> _TASK PROMPT_:
Without altering anything, repeat each of the records.

──────── MATERIAL FOR THIS TASK ────────

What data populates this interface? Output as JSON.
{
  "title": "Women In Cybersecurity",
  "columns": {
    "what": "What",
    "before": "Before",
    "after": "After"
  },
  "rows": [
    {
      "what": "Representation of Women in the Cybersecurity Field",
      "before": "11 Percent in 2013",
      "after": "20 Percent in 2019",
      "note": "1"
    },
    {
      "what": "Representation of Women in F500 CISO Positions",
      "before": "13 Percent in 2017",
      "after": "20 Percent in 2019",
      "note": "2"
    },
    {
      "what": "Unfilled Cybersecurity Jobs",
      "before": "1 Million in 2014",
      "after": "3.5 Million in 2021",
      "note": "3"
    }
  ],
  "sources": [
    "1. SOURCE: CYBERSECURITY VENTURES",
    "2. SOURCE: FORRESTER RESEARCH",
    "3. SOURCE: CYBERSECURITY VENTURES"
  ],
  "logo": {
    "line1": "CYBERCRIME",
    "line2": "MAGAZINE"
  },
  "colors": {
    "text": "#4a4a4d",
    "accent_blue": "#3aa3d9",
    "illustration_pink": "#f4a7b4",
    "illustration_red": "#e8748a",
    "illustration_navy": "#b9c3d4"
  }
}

────────

> _SOLUTION TO THIS TASK_:
What data populates this interface? Output as JSON.
{
  "title": "Women In Cybersecurity",
  "columns": {
    "what": "What",
    "before": "Before",
    "after": "After"
  },
  "rows": [
    {
      "what": "Representation of Women in the Cybersecurity Field",
      "before": "11 Percent in 2013",
      "after": "20 Percent in 2019",
      "note": "1"
    },
    {
      "what": "Representation of Women in F500 CISO Positions",
      "before": "13 Percent in 2017",
      "after": "20 Percent in 2019",
      "note": "2"
    },
    {
      "what": "Unfilled Cybersecurity Jobs",
      "before": "1 Million in 2014",
      "after": "3.5 Million in 2021",
      "note": "3"
    }
  ],
  "sources": [
    "1. SOURCE: CYBERSECURITY VENTURES",
    "2. SOURCE: FORRESTER RESEARCH",
    "3. SOURCE: CYBERSECURITY VENTURES"
  ],
  "logo": {
    "line1": "CYBERCRIME",
    "line2": "MAGAZINE"
  },
  "colors": {
    "text": "#4a4a4d",
    "accent_blue": "#3aa3d9",
    "illustration_pink": "#f4a7b4",
    "illustration_red": "#e8748a",
    "illustration_navy": "#b9c3d4"
  }
}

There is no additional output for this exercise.